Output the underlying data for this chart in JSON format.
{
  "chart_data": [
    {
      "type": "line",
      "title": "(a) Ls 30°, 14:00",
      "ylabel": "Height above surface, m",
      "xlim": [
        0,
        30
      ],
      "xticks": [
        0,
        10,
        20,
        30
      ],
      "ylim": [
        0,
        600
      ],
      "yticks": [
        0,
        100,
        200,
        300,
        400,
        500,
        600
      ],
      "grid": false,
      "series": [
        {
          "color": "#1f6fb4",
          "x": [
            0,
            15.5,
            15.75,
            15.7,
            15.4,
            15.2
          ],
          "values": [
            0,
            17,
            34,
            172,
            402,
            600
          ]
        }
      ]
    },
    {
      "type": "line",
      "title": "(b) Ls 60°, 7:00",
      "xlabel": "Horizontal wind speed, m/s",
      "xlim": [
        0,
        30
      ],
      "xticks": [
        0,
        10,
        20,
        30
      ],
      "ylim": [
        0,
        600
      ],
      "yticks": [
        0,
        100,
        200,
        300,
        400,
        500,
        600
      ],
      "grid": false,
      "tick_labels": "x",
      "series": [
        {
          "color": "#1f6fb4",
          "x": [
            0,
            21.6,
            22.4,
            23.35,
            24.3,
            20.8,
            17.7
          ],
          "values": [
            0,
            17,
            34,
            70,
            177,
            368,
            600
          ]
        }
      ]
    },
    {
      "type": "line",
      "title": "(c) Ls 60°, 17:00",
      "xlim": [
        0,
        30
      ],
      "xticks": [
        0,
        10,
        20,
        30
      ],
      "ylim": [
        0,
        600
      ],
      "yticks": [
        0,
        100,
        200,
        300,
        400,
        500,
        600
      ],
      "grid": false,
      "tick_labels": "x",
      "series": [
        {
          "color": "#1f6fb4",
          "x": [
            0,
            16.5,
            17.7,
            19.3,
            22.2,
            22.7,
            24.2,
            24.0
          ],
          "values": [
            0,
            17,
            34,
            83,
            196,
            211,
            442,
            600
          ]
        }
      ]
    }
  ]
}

══════════

**Aim of the exercise**
Repeat the lines above exactly.

**Task answer**
Output the underlying data for this chart in JSON format.
{
  "chart_data": [
    {
      "type": "line",
      "title": "(a) Ls 30°, 14:00",
      "ylabel": "Height above surface, m",
      "xlim": [
        0,
        30
      ],
      "xticks": [
        0,
        10,
        20,
        30
      ],
      "ylim": [
        0,
        600
      ],
      "yticks": [
        0,
        100,
        200,
        300,
        400,
        500,
        600
      ],
      "grid": false,
      "series": [
        {
          "color": "#1f6fb4",
          "x": [
            0,
            15.5,
            15.75,
            15.7,
            15.4,
            15.2
          ],
          "values": [
            0,
            17,
            34,
            172,
            402,
            600
          ]
        }
      ]
    },
    {
      "type": "line",
      "title": "(b) Ls 60°, 7:00",
      "xlabel": "Horizontal wind speed, m/s",
      "xlim": [
        0,
        30
      ],
      "xticks": [
        0,
        10,
        20,
        30
      ],
      "ylim": [
        0,
        600
      ],
      "yticks": [
        0,
        100,
        200,
        300,
        400,
        500,
        600
      ],
      "grid": false,
      "tick_labels": "x",
      "series": [
        {
          "color": "#1f6fb4",
          "x": [
            0,
            21.6,
            22.4,
            23.35,
            24.3,
            20.8,
            17.7
          ],
          "values": [
            0,
            17,
            34,
            70,
            177,
            368,
            600
          ]
        }
      ]
    },
    {
      "type": "line",
      "title": "(c) Ls 60°, 17:00",
      "xlim": [
        0,
        30
      ],
      "xticks": [
        0,
        10,
        20,
        30
      ],
      "ylim": [
        0,
        600
      ],
      "yticks": [
        0,
        100,
        200,
        300,
        400,
        500,
        600
      ],
      "grid": false,
      "tick_labels": "x",
      "series": [
        {
          "color": "#1f6fb4",
          "x": [
            0,
            16.5,
            17.7,
            19.3,
            22.2,
            22.7,
            24.2,
            24.0
          ],
          "values": [
            0,
            17,
            34,
            83,
            196,
            211,
            442,
            600
          ]
        }
      ]
    }
  ]
}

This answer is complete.